**What you should do**
Quote the entries that follow exactly, leaving none out.

**Entries taken from a collection**
------------------------------------

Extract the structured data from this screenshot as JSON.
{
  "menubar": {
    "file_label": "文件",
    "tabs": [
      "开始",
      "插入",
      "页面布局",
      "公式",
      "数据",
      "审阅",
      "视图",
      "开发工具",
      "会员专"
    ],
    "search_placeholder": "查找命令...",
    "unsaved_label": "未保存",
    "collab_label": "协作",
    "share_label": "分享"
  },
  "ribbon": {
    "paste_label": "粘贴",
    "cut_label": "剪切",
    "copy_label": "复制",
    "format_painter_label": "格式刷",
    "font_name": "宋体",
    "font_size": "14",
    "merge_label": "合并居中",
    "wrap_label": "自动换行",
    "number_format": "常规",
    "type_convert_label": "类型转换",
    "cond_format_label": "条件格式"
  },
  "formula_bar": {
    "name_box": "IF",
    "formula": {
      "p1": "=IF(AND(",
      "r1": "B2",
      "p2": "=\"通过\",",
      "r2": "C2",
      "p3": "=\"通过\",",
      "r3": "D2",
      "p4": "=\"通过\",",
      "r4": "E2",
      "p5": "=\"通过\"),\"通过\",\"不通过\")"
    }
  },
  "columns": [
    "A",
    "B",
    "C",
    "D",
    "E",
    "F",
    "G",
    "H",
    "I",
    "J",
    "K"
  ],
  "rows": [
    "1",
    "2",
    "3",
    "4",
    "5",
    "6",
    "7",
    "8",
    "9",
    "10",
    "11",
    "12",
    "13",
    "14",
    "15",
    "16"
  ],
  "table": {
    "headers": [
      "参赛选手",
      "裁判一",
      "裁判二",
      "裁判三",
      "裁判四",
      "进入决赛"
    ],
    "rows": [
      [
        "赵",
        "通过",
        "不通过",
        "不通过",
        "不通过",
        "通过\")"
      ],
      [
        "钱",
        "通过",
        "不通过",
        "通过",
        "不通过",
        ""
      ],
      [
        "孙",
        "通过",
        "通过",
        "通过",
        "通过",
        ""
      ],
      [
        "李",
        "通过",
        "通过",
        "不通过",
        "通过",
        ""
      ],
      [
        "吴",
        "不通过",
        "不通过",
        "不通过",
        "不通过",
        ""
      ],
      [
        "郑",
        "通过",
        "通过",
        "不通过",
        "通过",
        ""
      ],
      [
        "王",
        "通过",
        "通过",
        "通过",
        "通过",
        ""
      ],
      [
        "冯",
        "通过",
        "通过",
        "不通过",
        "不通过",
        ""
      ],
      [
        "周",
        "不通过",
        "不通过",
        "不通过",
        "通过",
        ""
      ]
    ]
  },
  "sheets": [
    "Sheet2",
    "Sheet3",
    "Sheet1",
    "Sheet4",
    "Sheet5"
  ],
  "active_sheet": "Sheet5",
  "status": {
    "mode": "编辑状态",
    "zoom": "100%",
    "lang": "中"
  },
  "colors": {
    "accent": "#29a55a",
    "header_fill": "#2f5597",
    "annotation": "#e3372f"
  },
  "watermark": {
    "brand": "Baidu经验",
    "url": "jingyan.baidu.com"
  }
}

------------------------------------

**Output of the exercise**
Extract the structured data from this screenshot as JSON.
{
  "menubar": {
    "file_label": "文件",
    "tabs": [
      "开始",
      "插入",
      "页面布局",
      "公式",
      "数据",
      "审阅",
      "视图",
      "开发工具",
      "会员专"
    ],
    "search_placeholder": "查找命令...",
    "unsaved_label": "未保存",
    "collab_label": "协作",
    "share_label": "分享"
  },
  "ribbon": {
    "paste_label": "粘贴",
    "cut_label": "剪切",
    "copy_label": "复制",
    "format_painter_label": "格式刷",
    "font_name": "宋体",
    "font_size": "14",
    "merge_label": "合并居中",
    "wrap_label": "自动换行",
    "number_format": "常规",
    "type_convert_label": "类型转换",
    "cond_format_label": "条件格式"
  },
  "formula_bar": {
    "name_box": "IF",
    "formula": {
      "p1": "=IF(AND(",
      "r1": "B2",
      "p2": "=\"通过\",",
      "r2": "C2",
      "p3": "=\"通过\",",
      "r3": "D2",
      "p4": "=\"通过\",",
      "r4": "E2",
      "p5": "=\"通过\"),\"通过\",\"不通过\")"
    }
  },
  "columns": [
    "A",
    "B",
    "C",
    "D",
    "E",
    "F",
    "G",
    "H",
    "I",
    "J",
    "K"
  ],
  "rows": [
    "1",
    "2",
    "3",
    "4",
    "5",
    "6",
    "7",
    "8",
    "9",
    "10",
    "11",
    "12",
    "13",
    "14",
    "15",
    "16"
  ],
  "table": {
    "headers": [
      "参赛选手",
      "裁判一",
      "裁判二",
      "裁判三",
      "裁判四",
      "进入决赛"
    ],
    "rows": [
      [
        "赵",
        "通过",
        "不通过",
        "不通过",
        "不通过",
        "通过\")"
      ],
      [
        "钱",
        "通过",
        "不通过",
        "通过",
        "不通过",
        ""
      ],
      [
        "孙",
        "通过",
        "通过",
        "通过",
        "通过",
        ""
      ],
      [
        "李",
        "通过",
        "通过",
        "不通过",
        "通过",
        ""
      ],
      [
        "吴",
        "不通过",
        "不通过",
        "不通过",
        "不通过",
        ""
      ],
      [
        "郑",
        "通过",
        "通过",
        "不通过",
        "通过",
        ""
      ],
      [
        "王",
        "通过",
        "通过",
        "通过",
        "通过",
        ""
      ],
      [
        "冯",
        "通过",
        "通过",
        "不通过",
        "不通过",
        ""
      ],
      [
        "周",
        "不通过",
        "不通过",
        "不通过",
        "通过",
        ""
      ]
    ]
  },
  "sheets": [
    "Sheet2",
    "Sheet3",
    "Sheet1",
    "Sheet4",
    "Sheet5"
  ],
  "active_sheet": "Sheet5",
  "status": {
    "mode": "编辑状态",
    "zoom": "100%",
    "lang": "中"
  },
  "colors": {
    "accent": "#29a55a",
    "header_fill": "#2f5597",
    "annotation": "#e3372f"
  },
  "watermark": {
    "brand": "Baidu经验",
    "url": "jingyan.baidu.com"
  }
}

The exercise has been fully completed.